Work to complete => Images are not part of the copy; transcribe all the data exactly.

Data for this task =>
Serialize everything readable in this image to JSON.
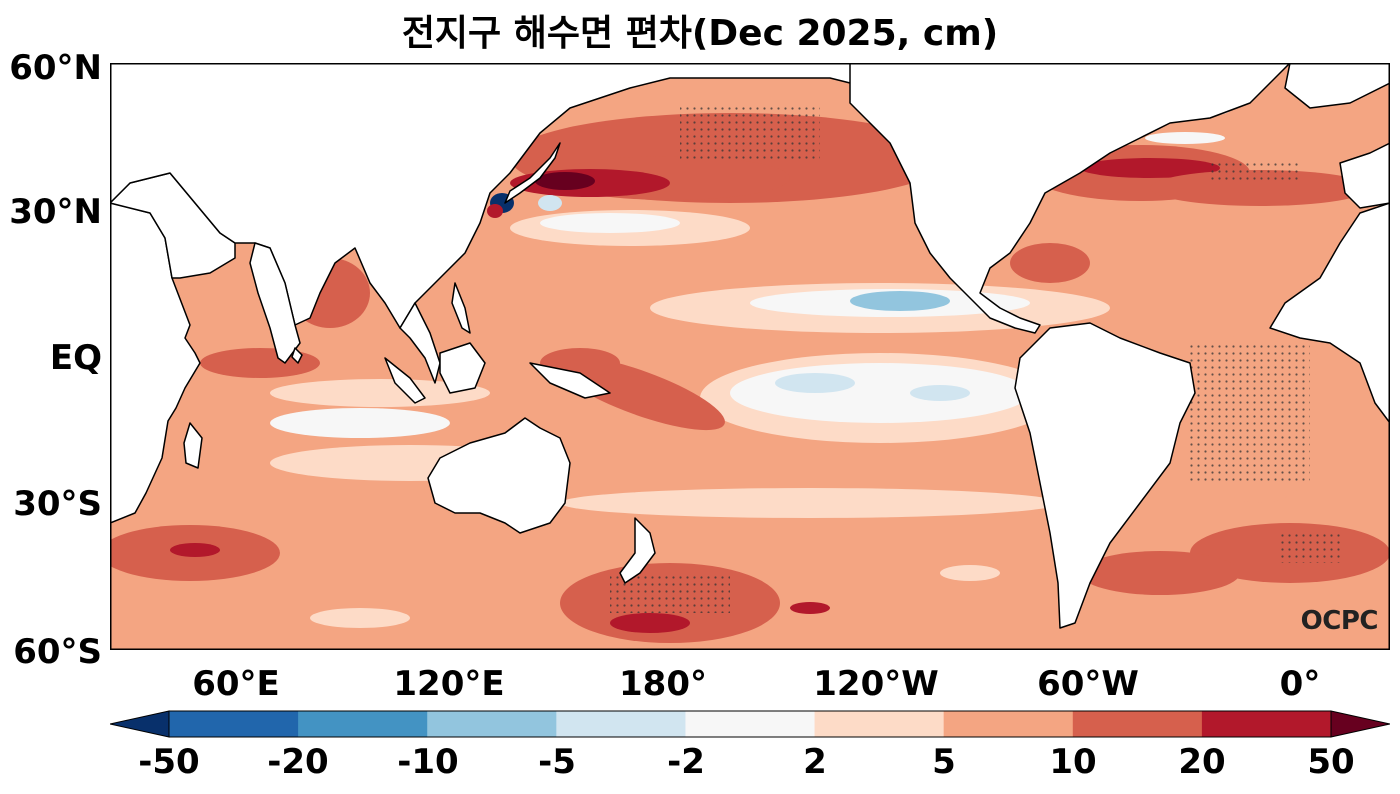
{
  "title": "전지구 해수면 편차(Dec 2025, cm)",
  "lat_labels": [
    "60°N",
    "30°N",
    "EQ",
    "30°S",
    "60°S"
  ],
  "lon_labels": [
    "60°E",
    "120°E",
    "180°",
    "120°W",
    "60°W",
    "0°"
  ],
  "colorbar": {
    "ticks": [
      "-50",
      "-20",
      "-10",
      "-5",
      "-2",
      "2",
      "5",
      "10",
      "20",
      "50"
    ],
    "colors": [
      "#08306b",
      "#2166ac",
      "#4393c3",
      "#92c5de",
      "#d1e5f0",
      "#f7f7f7",
      "#fddbc7",
      "#f4a582",
      "#d6604d",
      "#b2182b",
      "#67001f"
    ]
  },
  "watermark": "OCPC",
  "map": {
    "colors": {
      "land": "#ffffff",
      "coast": "#000000",
      "ocean_base": "#f4a582"
    }
  }
}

Correct answer =>
Serialize everything readable in this image to JSON.
{
  "title": "전지구 해수면 편차(Dec 2025, cm)",
  "lat_labels": [
    "60°N",
    "30°N",
    "EQ",
    "30°S",
    "60°S"
  ],
  "lon_labels": [
    "60°E",
    "120°E",
    "180°",
    "120°W",
    "60°W",
    "0°"
  ],
  "colorbar": {
    "ticks": [
      "-50",
      "-20",
      "-10",
      "-5",
      "-2",
      "2",
      "5",
      "10",
      "20",
      "50"
    ],
    "colors": [
      "#08306b",
      "#2166ac",
      "#4393c3",
      "#92c5de",
      "#d1e5f0",
      "#f7f7f7",
      "#fddbc7",
      "#f4a582",
      "#d6604d",
      "#b2182b",
      "#67001f"
    ]
  },
  "watermark": "OCPC",
  "map": {
    "colors": {
      "land": "#ffffff",
      "coast": "#000000",
      "ocean_base": "#f4a582"
    }
  }
}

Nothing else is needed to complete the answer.